**TASK PROMPT:**
Recast the lines of all the records below as one numbered list, skipping blank lines and leaving the pictures out of your answer.

**RECORD SET:**
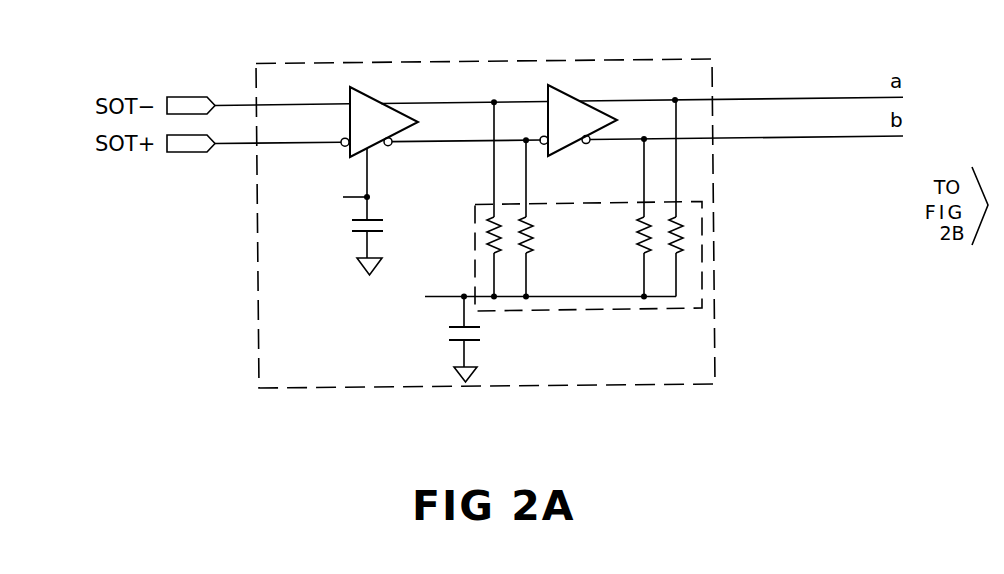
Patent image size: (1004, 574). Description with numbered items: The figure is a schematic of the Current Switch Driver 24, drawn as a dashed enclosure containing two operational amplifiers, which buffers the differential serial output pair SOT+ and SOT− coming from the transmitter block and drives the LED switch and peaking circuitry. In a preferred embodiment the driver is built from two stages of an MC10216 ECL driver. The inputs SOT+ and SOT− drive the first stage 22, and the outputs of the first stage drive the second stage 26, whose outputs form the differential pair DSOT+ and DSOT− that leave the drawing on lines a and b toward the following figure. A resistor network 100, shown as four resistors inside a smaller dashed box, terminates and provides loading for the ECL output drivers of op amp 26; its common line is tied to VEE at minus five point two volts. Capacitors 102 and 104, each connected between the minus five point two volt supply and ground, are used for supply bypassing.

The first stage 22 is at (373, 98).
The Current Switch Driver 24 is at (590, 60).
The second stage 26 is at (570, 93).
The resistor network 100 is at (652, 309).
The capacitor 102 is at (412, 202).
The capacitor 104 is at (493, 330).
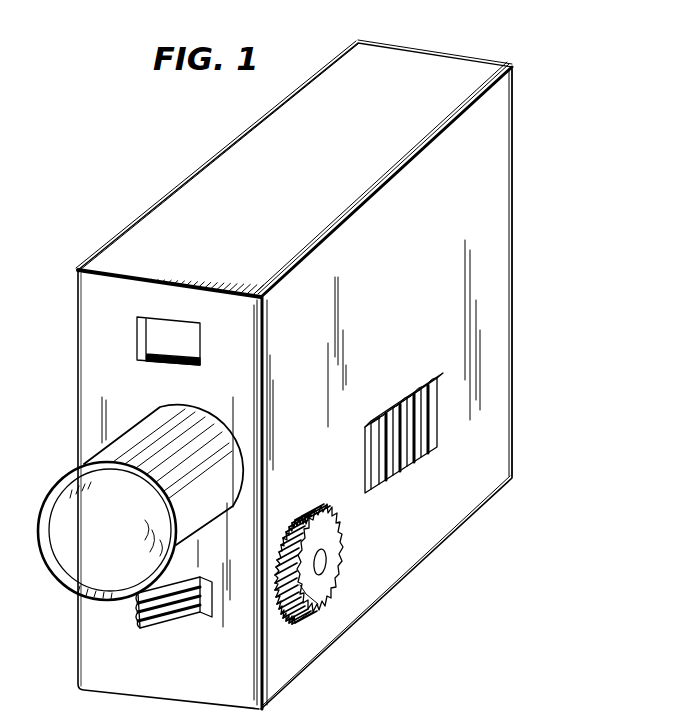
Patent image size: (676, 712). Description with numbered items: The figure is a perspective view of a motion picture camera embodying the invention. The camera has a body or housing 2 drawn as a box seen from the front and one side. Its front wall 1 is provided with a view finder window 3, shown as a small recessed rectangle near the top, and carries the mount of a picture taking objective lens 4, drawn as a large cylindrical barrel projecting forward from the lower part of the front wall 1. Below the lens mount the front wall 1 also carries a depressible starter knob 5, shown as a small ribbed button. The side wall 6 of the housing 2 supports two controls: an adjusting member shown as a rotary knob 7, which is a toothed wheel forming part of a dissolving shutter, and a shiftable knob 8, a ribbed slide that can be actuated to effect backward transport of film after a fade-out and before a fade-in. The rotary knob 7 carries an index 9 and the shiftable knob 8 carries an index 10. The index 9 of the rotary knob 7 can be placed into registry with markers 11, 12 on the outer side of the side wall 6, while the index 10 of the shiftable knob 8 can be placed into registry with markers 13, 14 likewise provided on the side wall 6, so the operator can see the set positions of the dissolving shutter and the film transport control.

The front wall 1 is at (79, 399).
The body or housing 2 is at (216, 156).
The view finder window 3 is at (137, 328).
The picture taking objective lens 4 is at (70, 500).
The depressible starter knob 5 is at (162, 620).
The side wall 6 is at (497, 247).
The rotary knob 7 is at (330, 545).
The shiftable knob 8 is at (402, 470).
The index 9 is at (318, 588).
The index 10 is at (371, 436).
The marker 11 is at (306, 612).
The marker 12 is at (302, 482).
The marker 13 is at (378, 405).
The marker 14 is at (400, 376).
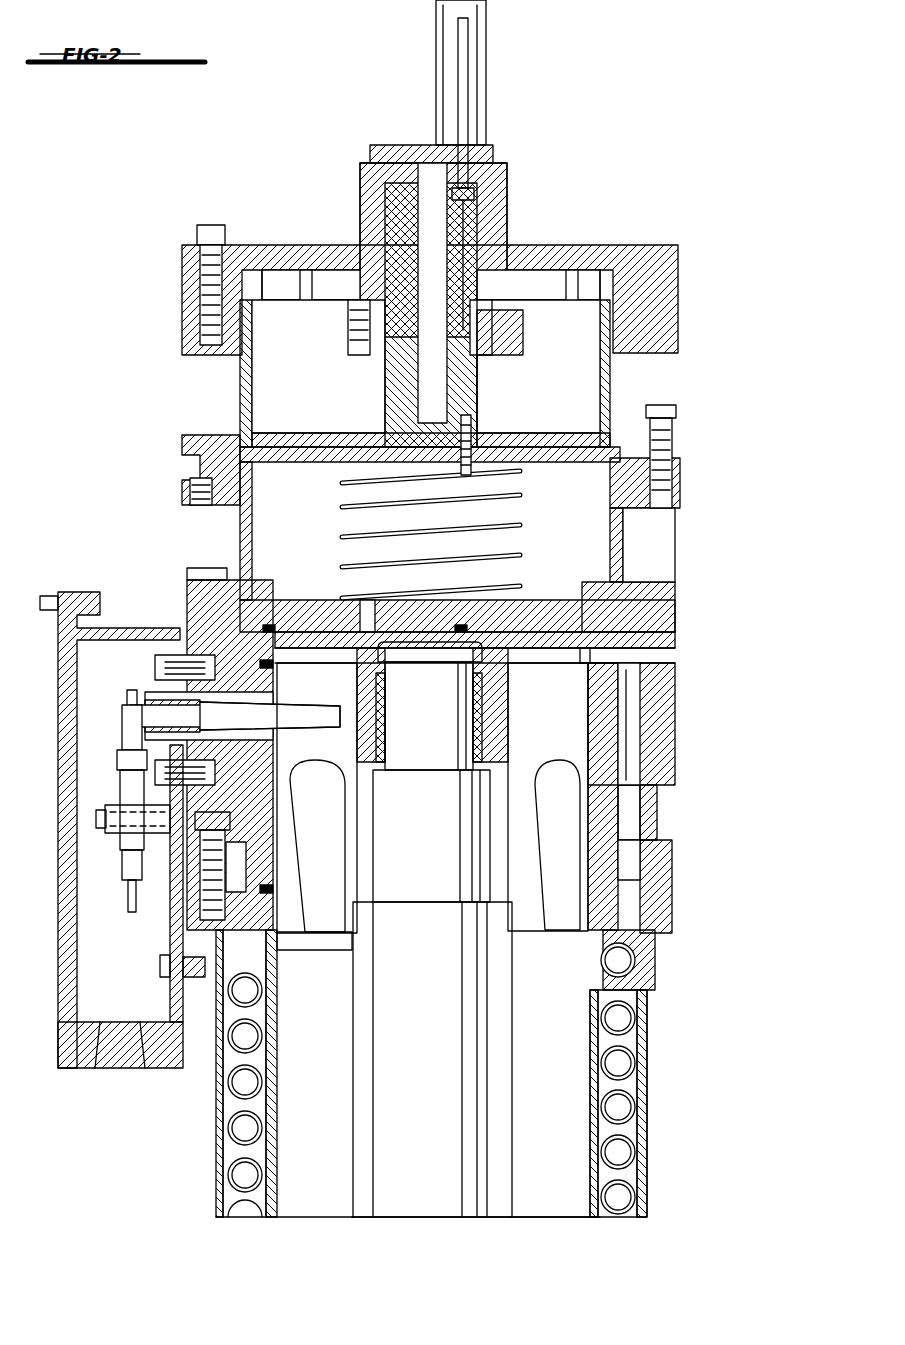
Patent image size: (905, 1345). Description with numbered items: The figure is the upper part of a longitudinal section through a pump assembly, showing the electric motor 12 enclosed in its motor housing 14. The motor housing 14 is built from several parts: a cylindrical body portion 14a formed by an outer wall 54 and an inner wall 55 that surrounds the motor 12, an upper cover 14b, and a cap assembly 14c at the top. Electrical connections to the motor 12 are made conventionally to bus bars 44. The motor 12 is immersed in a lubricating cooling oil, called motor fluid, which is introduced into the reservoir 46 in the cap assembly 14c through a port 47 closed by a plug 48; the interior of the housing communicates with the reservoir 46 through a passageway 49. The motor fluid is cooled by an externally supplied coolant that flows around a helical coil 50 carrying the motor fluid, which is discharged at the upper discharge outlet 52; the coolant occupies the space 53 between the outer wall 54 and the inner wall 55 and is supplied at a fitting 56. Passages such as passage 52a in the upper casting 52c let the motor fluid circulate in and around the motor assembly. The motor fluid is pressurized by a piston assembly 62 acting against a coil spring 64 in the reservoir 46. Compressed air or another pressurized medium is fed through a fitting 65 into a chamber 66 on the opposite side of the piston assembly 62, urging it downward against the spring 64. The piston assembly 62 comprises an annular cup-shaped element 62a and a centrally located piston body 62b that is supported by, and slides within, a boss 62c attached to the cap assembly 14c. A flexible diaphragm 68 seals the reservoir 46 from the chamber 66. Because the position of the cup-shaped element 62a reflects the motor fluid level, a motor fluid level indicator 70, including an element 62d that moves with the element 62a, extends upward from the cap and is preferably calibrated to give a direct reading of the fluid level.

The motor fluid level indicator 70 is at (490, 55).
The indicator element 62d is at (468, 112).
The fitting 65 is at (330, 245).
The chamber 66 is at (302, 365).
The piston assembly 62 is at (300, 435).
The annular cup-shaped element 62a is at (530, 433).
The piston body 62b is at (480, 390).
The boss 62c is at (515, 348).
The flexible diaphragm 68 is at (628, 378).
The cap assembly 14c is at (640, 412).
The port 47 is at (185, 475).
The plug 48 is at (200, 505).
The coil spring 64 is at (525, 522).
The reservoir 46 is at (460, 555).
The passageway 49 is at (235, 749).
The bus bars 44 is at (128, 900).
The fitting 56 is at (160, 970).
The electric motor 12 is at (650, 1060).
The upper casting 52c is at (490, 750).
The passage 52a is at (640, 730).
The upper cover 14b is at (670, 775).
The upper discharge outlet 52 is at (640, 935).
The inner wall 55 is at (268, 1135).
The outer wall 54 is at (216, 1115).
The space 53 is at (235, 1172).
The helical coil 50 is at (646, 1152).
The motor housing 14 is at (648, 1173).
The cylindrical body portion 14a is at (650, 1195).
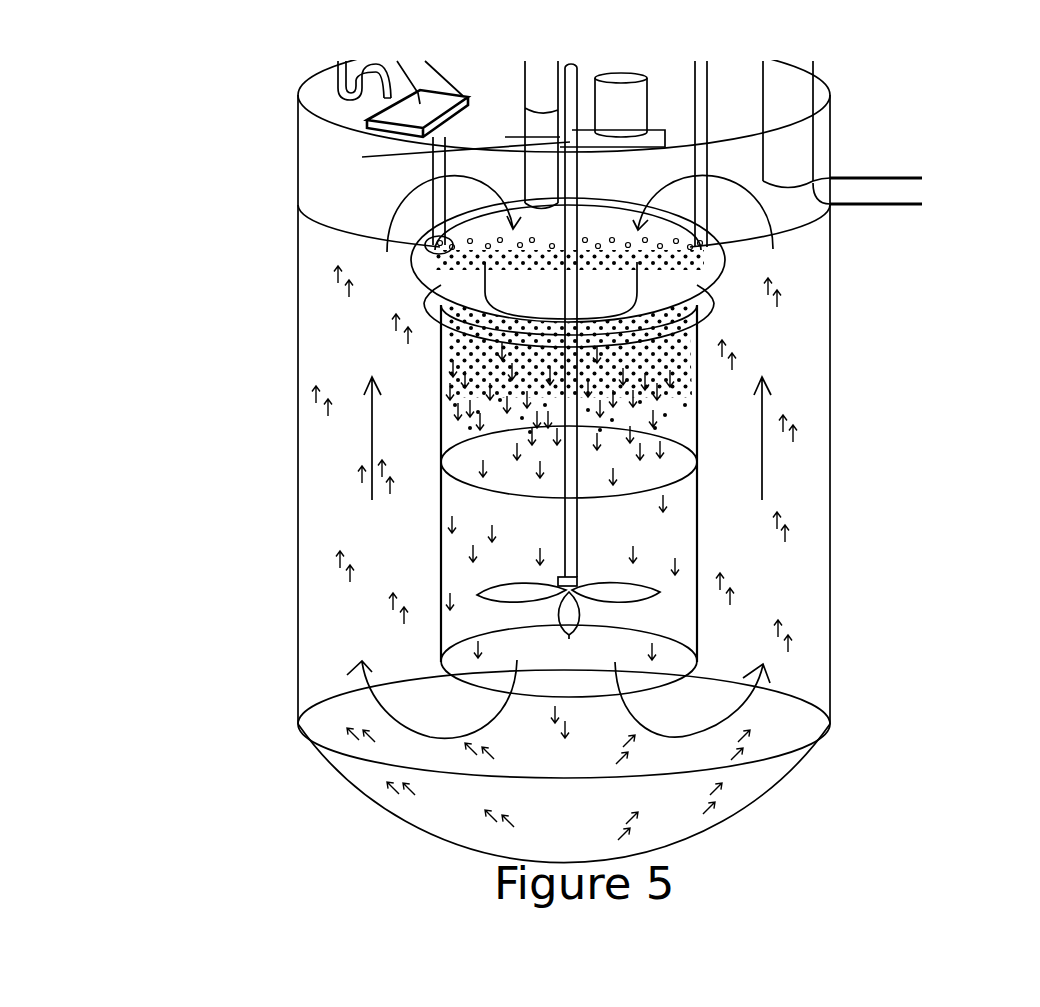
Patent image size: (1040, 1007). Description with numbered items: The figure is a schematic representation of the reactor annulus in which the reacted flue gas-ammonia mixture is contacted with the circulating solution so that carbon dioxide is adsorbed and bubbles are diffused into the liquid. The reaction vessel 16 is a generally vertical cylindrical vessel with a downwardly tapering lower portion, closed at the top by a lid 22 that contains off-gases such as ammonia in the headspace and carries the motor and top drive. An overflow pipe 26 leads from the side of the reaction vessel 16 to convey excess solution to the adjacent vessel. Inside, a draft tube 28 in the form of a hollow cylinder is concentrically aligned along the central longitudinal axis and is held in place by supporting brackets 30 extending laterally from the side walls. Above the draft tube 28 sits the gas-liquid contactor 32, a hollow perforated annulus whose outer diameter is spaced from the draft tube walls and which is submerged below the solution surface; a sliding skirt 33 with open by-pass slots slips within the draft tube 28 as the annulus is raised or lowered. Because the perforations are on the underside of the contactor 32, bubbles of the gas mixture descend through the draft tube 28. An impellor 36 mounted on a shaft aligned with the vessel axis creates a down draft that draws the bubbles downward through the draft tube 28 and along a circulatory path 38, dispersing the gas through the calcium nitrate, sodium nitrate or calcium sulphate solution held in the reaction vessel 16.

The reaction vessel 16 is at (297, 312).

**REPLY TO THE EXERCISE:**
1. Patent image size: (1004, 574). Description with numbered items: The figure is a schematic of the Current Switch Driver 24, drawn as a dashed enclosure containing two operational amplifiers, which buffers the differential serial output pair SOT+ and SOT− coming from the transmitter block and drives the LED switch and peaking circuitry. In a preferred embodiment the driver is built from two stages of an MC10216 ECL driver. The inputs SOT+ and SOT− drive the first stage 22, and the outputs of the first stage drive the second stage 26, whose outputs form the differential pair DSOT+ and DSOT− that leave the drawing on lines a and b toward the following figure. A resistor network 100, shown as four resistors inside a smaller dashed box, terminates and provides loading for the ECL output drivers of op amp 26; its common line is tied to VEE at minus five point two volts. Capacitors 102 and 104, each connected between the minus five point two volt supply and ground, are used for supply bypassing.
2. The first stage 22 is at (373, 98).
3. The Current Switch Driver 24 is at (590, 60).
4. The second stage 26 is at (570, 93).
5. The resistor network 100 is at (652, 309).
6. The capacitor 102 is at (412, 202).
7. The capacitor 104 is at (493, 330).
8. Patent image size: (676, 712). Description with numbered items: The figure is a perspective view of a motion picture camera embodying the invention. The camera has a body or housing 2 drawn as a box seen from the front and one side. Its front wall 1 is provided with a view finder window 3, shown as a small recessed rectangle near the top, and carries the mount of a picture taking objective lens 4, drawn as a large cylindrical barrel projecting forward from the lower part of the front wall 1. Below the lens mount the front wall 1 also carries a depressible starter knob 5, shown as a small ribbed button. The side wall 6 of the housing 2 supports two controls: an adjusting member shown as a rotary knob 7, which is a toothed wheel forming part of a dissolving shutter, and a shiftable knob 8, a ribbed slide that can be actuated to effect backward transport of film after a fade-out and before a fade-in. The rotary knob 7 carries an index 9 and the shiftable knob 8 carries an index 10. The index 9 of the rotary knob 7 can be placed into registry with markers 11, 12 on the outer side of the side wall 6, while the index 10 of the shiftable knob 8 can be placed into registry with markers 13, 14 likewise provided on the side wall 6, so the operator can see the set positions of the dissolving shutter and the film transport control.
9. The front wall 1 is at (79, 399).
10. The body or housing 2 is at (216, 156).
11. The view finder window 3 is at (137, 328).
12. The picture taking objective lens 4 is at (70, 500).
13. The depressible starter knob 5 is at (162, 620).
14. The side wall 6 is at (497, 247).
15. The rotary knob 7 is at (330, 545).
16. The shiftable knob 8 is at (402, 470).
17. The index 9 is at (318, 588).
18. The index 10 is at (371, 436).
19. The marker 11 is at (306, 612).
20. The marker 12 is at (302, 482).
21. The marker 13 is at (378, 405).
22. The marker 14 is at (400, 376).
23. Patent image size: (905, 1345). Description with numbered items: The figure is the upper part of a longitudinal section through a pump assembly, showing the electric motor 12 enclosed in its motor housing 14. The motor housing 14 is built from several parts: a cylindrical body portion 14a formed by an outer wall 54 and an inner wall 55 that surrounds the motor 12, an upper cover 14b, and a cap assembly 14c at the top. Electrical connections to the motor 12 are made conventionally to bus bars 44. The motor 12 is immersed in a lubricating cooling oil, called motor fluid, which is introduced into the reservoir 46 in the cap assembly 14c through a port 47 closed by a plug 48; the interior of the housing communicates with the reservoir 46 through a passageway 49. The motor fluid is cooled by an externally supplied coolant that flows around a helical coil 50 carrying the motor fluid, which is discharged at the upper discharge outlet 52; the coolant occupies the space 53 between the outer wall 54 and the inner wall 55 and is supplied at a fitting 56. Passages such as passage 52a in the upper casting 52c let the motor fluid circulate in and around the motor assembly. The motor fluid is pressurized by a piston assembly 62 acting against a coil spring 64 in the reservoir 46. Compressed air or another pressurized medium is fed through a fitting 65 into a chamber 66 on the opposite side of the piston assembly 62, urging it downward against the spring 64. The piston assembly 62 comprises an annular cup-shaped element 62a and a centrally located piston body 62b that is supported by, and slides within, a boss 62c attached to the cap assembly 14c. A flexible diaphragm 68 seals the reservoir 46 from the chamber 66. Because the position of the cup-shaped element 62a reflects the motor fluid level, a motor fluid level indicator 70, including an element 62d that moves with the element 62a, extends upward from the cap and is preferably calibrated to give a direct reading of the fluid level.
24. The motor fluid level indicator 70 is at (490, 55).
25. The indicator element 62d is at (468, 112).
26. The fitting 65 is at (330, 245).
27. The chamber 66 is at (302, 365).
28. The piston assembly 62 is at (300, 435).
29. The annular cup-shaped element 62a is at (530, 433).
30. The piston body 62b is at (480, 390).
31. The boss 62c is at (515, 348).
32. The flexible diaphragm 68 is at (628, 378).
33. The cap assembly 14c is at (640, 412).
34. The port 47 is at (185, 475).
35. The plug 48 is at (200, 505).
36. The coil spring 64 is at (525, 522).
37. The reservoir 46 is at (460, 555).
38. The passageway 49 is at (235, 749).
39. The bus bars 44 is at (128, 900).
40. The fitting 56 is at (160, 970).
41. The electric motor 12 is at (650, 1060).
42. The upper casting 52c is at (490, 750).
43. The passage 52a is at (640, 730).
44. The upper cover 14b is at (670, 775).
45. The upper discharge outlet 52 is at (640, 935).
46. The inner wall 55 is at (268, 1135).
47. The outer wall 54 is at (216, 1115).
48. The space 53 is at (235, 1172).
49. The helical coil 50 is at (646, 1152).
50. The motor housing 14 is at (648, 1173).
51. The cylindrical body portion 14a is at (650, 1195).
52. Patent image size: (1040, 1007). Description with numbered items: The figure is a schematic representation of the reactor annulus in which the reacted flue gas-ammonia mixture is contacted with the circulating solution so that carbon dioxide is adsorbed and bubbles are diffused into the liquid. The reaction vessel 16 is a generally vertical cylindrical vessel with a downwardly tapering lower portion, closed at the top by a lid 22 that contains off-gases such as ammonia in the headspace and carries the motor and top drive. An overflow pipe 26 leads from the side of the reaction vessel 16 to convey excess solution to the adjacent vessel. Inside, a draft tube 28 in the form of a hollow cylinder is concentrically aligned along the central longitudinal axis and is held in place by supporting brackets 30 extending laterally from the side walls. Above the draft tube 28 sits the gas-liquid contactor 32, a hollow perforated annulus whose outer diameter is spaced from the draft tube walls and which is submerged below the solution surface; a sliding skirt 33 with open by-pass slots slips within the draft tube 28 as the annulus is raised or lowered. Because the perforations are on the underside of the contactor 32, bubbles of the gas mixture descend through the draft tube 28. An impellor 36 mounted on a shaft aligned with the vessel axis creates a down draft that draws the bubbles downward through the draft tube 28 and along a circulatory path 38, dispersing the gas through the calcium nitrate, sodium nitrate or calcium sulphate solution held in the reaction vessel 16.
53. The reaction vessel 16 is at (297, 312).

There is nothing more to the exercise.